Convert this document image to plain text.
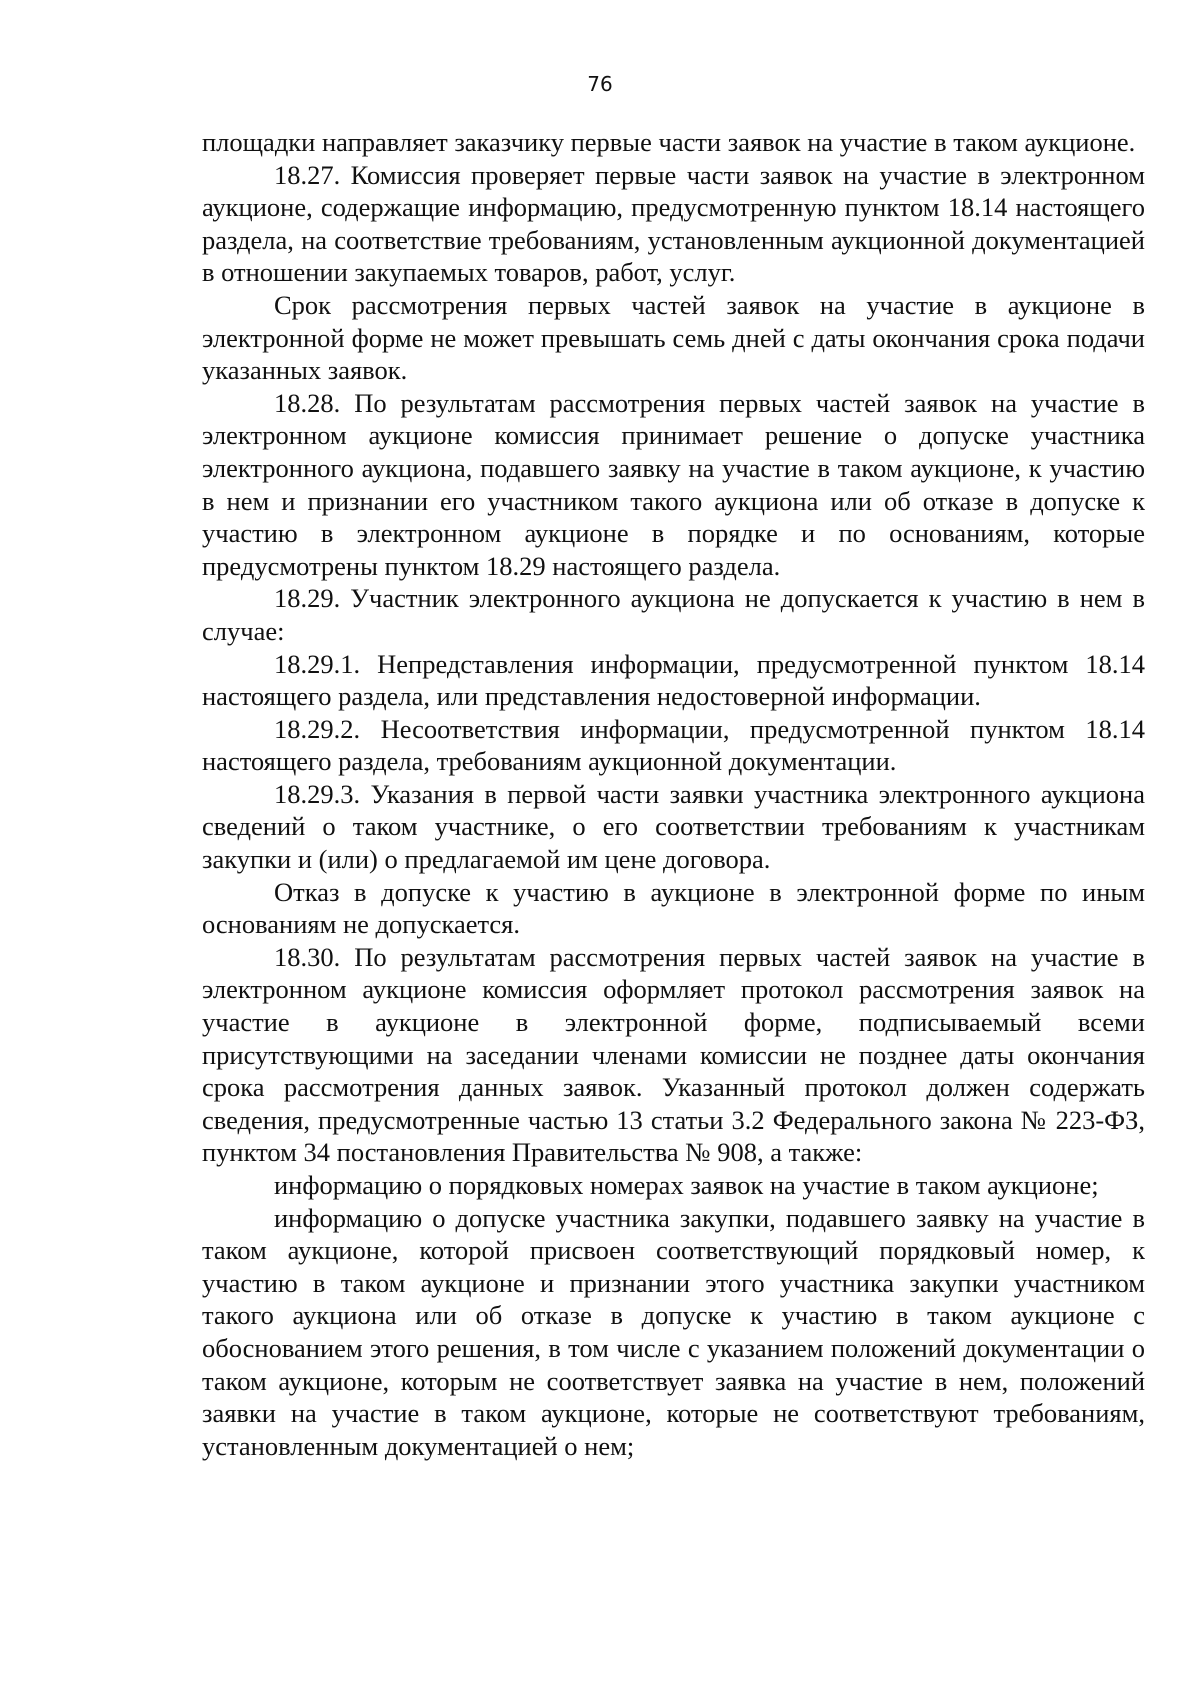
76

площадки направляет заказчику первые части заявок на участие в таком аукционе.

18.27. Комиссия проверяет первые части заявок на участие в электронном аукционе, содержащие информацию, предусмотренную пунктом 18.14 настоящего раздела, на соответствие требованиям, установленным аукционной документацией в отношении закупаемых товаров, работ, услуг.

Срок рассмотрения первых частей заявок на участие в аукционе в электронной форме не может превышать семь дней с даты окончания срока подачи указанных заявок.

18.28. По результатам рассмотрения первых частей заявок на участие в электронном аукционе комиссия принимает решение о допуске участника электронного аукциона, подавшего заявку на участие в таком аукционе, к участию в нем и признании его участником такого аукциона или об отказе в допуске к участию в электронном аукционе в порядке и по основаниям, которые предусмотрены пунктом 18.29 настоящего раздела.

18.29. Участник электронного аукциона не допускается к участию в нем в случае:

18.29.1. Непредставления информации, предусмотренной пунктом 18.14 настоящего раздела, или представления недостоверной информации.

18.29.2. Несоответствия информации, предусмотренной пунктом 18.14 настоящего раздела, требованиям аукционной документации.

18.29.3. Указания в первой части заявки участника электронного аукциона сведений о таком участнике, о его соответствии требованиям к участникам закупки и (или) о предлагаемой им цене договора.

Отказ в допуске к участию в аукционе в электронной форме по иным основаниям не допускается.

18.30. По результатам рассмотрения первых частей заявок на участие в электронном аукционе комиссия оформляет протокол рассмотрения заявок на участие в аукционе в электронной форме, подписываемый всеми присутствующими на заседании членами комиссии не позднее даты окончания срока рассмотрения данных заявок. Указанный протокол должен содержать сведения, предусмотренные частью 13 статьи 3.2 Федерального закона № 223-ФЗ, пунктом 34 постановления Правительства № 908, а также:

информацию о порядковых номерах заявок на участие в таком аукционе;

информацию о допуске участника закупки, подавшего заявку на участие в таком аукционе, которой присвоен соответствующий порядковый номер, к участию в таком аукционе и признании этого участника закупки участником такого аукциона или об отказе в допуске к участию в таком аукционе с обоснованием этого решения, в том числе с указанием положений документации о таком аукционе, которым не соответствует заявка на участие в нем, положений заявки на участие в таком аукционе, которые не соответствуют требованиям, установленным документацией о нем;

**What is asked:**
Look through the entries above; copy each line where the string "документации" appears.

**Solution:**
18.29.2. Несоответствия информации, предусмотренной пунктом 18.14 настоящего раздела, требованиям аукционной документации.
информацию о допуске участника закупки, подавшего заявку на участие в таком аукционе, которой присвоен соответствующий порядковый номер, к участию в таком аукционе и признании этого участника закупки участником такого аукциона или об отказе в допуске к участию в таком аукционе с обоснованием этого решения, в том числе с указанием положений документации о таком аукционе, которым не соответствует заявка на участие в нем, положений заявки на участие в таком аукционе, которые не соответствуют требованиям, установленным документацией о нем;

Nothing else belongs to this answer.